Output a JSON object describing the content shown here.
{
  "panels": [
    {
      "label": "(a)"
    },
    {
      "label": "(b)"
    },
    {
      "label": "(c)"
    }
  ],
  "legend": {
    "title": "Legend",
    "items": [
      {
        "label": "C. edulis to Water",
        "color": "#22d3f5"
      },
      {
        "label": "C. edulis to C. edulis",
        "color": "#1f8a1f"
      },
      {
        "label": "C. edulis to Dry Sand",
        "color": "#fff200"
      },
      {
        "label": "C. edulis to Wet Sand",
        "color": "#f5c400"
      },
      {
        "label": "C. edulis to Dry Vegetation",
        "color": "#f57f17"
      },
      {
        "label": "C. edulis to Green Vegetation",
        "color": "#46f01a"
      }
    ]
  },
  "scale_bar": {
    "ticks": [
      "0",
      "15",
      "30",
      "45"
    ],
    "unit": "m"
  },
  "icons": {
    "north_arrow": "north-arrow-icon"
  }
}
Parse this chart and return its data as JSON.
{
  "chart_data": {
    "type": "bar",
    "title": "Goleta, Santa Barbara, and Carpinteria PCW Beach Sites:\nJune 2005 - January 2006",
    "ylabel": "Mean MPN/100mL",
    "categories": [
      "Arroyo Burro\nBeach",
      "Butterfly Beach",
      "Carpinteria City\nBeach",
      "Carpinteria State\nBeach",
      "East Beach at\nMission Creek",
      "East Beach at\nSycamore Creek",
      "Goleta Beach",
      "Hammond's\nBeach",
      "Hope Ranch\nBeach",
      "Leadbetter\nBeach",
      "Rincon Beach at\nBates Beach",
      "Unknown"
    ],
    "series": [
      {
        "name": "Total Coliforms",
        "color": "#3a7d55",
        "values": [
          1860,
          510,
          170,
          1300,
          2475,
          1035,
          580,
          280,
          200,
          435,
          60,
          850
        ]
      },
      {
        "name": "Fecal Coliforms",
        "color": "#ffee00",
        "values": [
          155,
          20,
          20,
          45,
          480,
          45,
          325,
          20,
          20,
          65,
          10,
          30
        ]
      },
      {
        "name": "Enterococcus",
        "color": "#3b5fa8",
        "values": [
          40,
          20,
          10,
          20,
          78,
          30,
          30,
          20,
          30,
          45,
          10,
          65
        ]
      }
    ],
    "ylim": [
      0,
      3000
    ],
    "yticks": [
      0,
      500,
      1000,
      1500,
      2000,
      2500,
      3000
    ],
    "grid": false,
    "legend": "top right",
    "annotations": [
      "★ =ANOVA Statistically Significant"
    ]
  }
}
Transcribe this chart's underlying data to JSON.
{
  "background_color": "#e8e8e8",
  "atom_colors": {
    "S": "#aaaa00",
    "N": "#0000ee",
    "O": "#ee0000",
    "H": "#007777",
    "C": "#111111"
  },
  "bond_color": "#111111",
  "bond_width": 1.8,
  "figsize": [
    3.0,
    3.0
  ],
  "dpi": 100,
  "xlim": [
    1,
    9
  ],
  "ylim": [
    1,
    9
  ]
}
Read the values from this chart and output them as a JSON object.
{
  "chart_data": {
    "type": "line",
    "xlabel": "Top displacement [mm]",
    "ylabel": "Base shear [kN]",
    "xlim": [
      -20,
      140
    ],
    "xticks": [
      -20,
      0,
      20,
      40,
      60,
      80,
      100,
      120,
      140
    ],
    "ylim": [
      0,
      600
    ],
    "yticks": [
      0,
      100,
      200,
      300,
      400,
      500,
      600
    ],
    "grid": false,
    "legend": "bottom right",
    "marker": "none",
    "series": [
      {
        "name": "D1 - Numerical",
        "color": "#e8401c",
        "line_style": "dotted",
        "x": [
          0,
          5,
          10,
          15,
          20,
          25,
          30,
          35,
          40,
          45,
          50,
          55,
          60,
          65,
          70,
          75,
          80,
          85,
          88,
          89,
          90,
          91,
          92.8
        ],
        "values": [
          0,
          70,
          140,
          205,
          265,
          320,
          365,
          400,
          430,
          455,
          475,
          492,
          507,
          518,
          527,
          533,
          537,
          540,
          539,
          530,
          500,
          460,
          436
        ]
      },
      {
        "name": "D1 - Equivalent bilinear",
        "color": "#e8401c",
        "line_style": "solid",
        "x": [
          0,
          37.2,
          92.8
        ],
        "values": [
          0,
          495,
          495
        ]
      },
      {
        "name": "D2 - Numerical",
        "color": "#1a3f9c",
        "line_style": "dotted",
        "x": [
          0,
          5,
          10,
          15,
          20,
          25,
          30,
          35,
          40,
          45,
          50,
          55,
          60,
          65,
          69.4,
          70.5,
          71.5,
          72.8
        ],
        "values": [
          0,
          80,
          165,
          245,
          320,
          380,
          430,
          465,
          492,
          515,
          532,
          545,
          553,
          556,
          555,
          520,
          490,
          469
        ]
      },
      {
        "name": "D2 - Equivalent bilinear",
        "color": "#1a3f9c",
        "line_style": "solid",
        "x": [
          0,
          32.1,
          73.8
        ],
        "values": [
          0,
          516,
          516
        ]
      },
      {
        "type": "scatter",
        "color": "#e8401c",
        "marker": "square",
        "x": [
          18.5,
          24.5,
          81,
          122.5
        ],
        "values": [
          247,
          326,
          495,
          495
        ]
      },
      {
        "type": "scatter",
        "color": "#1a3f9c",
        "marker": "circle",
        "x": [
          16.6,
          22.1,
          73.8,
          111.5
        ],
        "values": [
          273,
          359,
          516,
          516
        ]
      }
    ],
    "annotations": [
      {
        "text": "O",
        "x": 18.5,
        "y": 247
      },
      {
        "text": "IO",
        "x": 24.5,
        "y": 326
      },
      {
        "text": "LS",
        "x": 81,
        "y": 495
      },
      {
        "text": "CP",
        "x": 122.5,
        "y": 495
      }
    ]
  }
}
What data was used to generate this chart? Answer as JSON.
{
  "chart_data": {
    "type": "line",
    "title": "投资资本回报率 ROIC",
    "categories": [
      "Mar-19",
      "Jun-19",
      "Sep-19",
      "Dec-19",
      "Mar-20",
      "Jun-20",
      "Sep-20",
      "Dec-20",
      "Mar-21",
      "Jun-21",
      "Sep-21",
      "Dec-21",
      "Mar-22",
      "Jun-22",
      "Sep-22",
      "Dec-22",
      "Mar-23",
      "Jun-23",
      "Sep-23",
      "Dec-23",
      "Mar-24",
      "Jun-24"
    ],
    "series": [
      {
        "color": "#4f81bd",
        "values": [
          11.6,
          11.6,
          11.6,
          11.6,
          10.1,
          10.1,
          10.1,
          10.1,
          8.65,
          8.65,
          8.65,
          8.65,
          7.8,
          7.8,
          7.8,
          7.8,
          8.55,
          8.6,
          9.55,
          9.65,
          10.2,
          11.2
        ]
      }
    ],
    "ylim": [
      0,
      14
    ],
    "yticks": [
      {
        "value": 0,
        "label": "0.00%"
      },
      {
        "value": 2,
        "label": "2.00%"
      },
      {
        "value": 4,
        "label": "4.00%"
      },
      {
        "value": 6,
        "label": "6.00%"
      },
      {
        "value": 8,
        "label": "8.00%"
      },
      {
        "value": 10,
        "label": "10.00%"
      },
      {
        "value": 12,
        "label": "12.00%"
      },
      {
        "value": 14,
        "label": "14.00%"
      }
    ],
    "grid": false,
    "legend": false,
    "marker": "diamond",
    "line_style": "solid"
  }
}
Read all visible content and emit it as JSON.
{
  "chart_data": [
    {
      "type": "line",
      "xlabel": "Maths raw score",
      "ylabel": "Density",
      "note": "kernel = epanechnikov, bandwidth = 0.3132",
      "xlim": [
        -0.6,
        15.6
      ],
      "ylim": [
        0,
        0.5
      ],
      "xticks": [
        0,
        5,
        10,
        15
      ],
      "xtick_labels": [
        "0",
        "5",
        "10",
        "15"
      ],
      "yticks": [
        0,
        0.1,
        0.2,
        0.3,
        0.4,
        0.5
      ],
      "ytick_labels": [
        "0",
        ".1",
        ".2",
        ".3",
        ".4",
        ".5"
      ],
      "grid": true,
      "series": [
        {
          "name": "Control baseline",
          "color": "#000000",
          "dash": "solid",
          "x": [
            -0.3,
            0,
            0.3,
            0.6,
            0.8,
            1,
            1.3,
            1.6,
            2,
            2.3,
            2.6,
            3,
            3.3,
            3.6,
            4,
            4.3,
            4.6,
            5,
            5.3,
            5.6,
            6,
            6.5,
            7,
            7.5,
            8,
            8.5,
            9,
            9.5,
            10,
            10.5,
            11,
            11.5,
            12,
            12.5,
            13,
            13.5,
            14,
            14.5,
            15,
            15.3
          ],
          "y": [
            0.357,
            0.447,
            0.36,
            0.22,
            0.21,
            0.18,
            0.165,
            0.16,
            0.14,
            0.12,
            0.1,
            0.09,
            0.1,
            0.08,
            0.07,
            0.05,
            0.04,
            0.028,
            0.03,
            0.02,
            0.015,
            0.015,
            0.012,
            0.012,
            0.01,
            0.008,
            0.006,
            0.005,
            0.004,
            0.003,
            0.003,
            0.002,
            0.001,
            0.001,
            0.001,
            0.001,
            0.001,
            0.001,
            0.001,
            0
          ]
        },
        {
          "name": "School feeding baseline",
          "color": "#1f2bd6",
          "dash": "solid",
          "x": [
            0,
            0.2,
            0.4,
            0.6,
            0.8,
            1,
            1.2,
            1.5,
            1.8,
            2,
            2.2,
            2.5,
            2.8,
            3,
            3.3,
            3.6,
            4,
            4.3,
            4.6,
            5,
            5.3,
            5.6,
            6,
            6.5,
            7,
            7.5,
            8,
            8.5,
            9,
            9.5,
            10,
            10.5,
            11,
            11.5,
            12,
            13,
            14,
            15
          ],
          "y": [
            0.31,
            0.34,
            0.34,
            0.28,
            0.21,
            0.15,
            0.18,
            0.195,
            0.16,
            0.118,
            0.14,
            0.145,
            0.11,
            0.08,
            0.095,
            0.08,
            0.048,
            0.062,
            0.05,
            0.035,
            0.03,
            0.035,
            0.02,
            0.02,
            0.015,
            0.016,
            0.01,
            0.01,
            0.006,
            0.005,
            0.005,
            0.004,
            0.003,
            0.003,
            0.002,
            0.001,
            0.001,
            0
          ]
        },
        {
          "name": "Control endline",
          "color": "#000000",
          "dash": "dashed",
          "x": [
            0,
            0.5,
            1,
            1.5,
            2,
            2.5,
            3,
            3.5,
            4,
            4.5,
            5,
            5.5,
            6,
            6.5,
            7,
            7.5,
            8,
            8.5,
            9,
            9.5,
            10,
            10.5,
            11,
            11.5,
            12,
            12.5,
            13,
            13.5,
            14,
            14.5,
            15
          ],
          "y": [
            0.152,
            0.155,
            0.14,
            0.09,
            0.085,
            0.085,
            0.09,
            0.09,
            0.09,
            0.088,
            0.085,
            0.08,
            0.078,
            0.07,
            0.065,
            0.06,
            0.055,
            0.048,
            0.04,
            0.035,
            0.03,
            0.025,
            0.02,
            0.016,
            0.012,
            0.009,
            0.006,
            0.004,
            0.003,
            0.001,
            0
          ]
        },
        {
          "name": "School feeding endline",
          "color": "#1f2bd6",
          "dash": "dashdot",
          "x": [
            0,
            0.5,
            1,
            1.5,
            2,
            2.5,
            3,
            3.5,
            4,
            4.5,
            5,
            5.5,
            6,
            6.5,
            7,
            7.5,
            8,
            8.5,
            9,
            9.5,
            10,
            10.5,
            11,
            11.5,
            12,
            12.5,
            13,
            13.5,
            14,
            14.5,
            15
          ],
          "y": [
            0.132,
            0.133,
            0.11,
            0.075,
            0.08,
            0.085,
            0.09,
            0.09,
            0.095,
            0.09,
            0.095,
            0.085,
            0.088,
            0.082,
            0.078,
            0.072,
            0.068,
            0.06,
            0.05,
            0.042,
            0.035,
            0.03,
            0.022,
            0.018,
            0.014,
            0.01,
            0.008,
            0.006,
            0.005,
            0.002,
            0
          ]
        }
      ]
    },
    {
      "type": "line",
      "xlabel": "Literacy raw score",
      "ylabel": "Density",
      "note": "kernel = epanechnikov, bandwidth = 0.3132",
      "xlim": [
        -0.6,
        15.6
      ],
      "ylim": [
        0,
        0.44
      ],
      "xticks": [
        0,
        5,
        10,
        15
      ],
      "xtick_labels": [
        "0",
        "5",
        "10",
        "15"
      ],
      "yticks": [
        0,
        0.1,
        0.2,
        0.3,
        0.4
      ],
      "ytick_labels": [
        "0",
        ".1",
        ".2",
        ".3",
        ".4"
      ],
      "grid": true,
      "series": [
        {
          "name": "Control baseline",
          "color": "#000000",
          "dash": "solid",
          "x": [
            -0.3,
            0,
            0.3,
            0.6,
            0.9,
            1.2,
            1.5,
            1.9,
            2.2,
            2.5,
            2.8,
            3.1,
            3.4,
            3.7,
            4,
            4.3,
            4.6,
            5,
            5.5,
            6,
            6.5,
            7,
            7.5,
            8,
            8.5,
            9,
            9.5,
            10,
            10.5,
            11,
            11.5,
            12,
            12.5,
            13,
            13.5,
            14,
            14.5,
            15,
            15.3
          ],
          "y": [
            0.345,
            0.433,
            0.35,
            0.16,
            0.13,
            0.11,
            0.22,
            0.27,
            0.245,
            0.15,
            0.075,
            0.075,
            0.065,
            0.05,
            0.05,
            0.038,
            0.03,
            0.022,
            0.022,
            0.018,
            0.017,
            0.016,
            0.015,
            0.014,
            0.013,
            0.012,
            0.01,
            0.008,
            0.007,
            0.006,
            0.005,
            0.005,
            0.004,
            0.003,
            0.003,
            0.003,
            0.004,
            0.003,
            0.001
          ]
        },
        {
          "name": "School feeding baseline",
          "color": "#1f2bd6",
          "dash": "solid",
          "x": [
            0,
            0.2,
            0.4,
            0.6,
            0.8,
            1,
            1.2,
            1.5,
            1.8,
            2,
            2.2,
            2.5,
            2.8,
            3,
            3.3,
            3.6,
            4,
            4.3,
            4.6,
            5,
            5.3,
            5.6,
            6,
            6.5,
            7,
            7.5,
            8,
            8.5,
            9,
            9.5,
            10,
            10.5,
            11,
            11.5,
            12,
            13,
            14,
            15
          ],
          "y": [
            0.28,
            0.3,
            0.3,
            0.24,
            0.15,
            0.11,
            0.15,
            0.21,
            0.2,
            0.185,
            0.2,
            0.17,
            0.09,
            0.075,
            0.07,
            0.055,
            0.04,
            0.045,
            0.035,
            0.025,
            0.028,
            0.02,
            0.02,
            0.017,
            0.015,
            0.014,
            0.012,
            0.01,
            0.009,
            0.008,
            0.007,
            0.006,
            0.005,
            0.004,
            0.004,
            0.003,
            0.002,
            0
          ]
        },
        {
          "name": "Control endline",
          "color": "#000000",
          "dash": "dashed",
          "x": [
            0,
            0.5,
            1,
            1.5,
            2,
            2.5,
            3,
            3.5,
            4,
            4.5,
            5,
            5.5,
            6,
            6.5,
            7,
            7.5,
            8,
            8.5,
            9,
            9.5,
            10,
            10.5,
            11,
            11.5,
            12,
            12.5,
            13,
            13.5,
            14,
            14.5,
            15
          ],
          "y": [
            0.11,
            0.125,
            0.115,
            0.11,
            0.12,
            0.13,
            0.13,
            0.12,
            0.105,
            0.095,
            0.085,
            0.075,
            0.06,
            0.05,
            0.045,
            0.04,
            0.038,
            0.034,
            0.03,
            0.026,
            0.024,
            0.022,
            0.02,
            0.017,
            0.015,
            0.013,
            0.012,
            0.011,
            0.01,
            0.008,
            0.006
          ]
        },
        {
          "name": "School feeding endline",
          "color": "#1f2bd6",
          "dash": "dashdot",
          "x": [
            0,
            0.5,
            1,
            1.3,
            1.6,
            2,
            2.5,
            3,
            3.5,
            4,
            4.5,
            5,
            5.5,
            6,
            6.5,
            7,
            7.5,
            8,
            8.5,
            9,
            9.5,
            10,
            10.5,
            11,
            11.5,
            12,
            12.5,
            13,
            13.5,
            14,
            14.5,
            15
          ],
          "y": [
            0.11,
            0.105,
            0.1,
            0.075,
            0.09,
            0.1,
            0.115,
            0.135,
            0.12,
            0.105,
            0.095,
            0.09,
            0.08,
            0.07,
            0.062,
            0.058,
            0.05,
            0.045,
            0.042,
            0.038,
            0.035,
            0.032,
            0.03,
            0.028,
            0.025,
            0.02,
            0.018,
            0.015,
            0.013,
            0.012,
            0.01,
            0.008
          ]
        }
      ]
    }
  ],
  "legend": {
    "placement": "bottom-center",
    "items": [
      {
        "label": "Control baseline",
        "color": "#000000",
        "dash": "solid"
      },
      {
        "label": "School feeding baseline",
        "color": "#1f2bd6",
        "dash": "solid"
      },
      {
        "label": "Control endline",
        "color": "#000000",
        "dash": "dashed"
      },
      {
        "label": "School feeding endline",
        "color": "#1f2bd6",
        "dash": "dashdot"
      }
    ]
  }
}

════════════════════

** WHAT TO WORK ON **
Select every line in the records above that contains the word "Read".

** RESULT OF THE TASK **
Read the values from this chart and output them as a JSON object.
Read all visible content and emit it as JSON.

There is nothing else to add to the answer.